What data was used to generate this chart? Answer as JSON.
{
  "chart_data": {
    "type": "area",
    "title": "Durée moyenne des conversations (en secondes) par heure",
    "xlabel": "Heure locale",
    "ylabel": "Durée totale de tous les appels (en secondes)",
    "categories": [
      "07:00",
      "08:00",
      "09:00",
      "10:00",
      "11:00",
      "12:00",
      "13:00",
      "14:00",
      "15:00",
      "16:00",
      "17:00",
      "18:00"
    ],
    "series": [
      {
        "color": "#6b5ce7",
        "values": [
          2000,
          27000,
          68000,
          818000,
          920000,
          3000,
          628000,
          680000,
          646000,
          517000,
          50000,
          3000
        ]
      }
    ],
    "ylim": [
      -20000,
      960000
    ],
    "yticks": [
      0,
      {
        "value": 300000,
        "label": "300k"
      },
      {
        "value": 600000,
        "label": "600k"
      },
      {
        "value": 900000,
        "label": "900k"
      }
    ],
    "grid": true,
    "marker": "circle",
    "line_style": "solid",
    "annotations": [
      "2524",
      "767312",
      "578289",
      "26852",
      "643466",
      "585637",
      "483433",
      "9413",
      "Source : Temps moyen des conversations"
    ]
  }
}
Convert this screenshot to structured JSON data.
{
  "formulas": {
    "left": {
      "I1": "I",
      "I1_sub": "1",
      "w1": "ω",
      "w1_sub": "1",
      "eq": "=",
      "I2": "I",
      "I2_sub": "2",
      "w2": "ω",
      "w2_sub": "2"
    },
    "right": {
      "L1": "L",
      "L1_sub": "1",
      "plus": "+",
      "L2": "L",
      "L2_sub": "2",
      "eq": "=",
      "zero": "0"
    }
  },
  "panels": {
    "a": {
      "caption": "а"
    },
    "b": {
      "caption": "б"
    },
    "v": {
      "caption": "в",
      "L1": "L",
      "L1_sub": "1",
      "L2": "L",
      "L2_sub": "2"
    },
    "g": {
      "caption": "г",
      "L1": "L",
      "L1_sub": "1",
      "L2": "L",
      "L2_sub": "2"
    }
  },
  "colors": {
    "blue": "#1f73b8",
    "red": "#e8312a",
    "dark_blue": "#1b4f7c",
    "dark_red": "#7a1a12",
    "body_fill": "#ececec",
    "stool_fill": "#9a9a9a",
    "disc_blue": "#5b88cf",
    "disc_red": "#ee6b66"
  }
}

* [Exercise aim] Copy every line of the data that holds the string "secondes".

* [Response below]
    "title": "Durée moyenne des conversations (en secondes) par heure",
    "ylabel": "Durée totale de tous les appels (en secondes)",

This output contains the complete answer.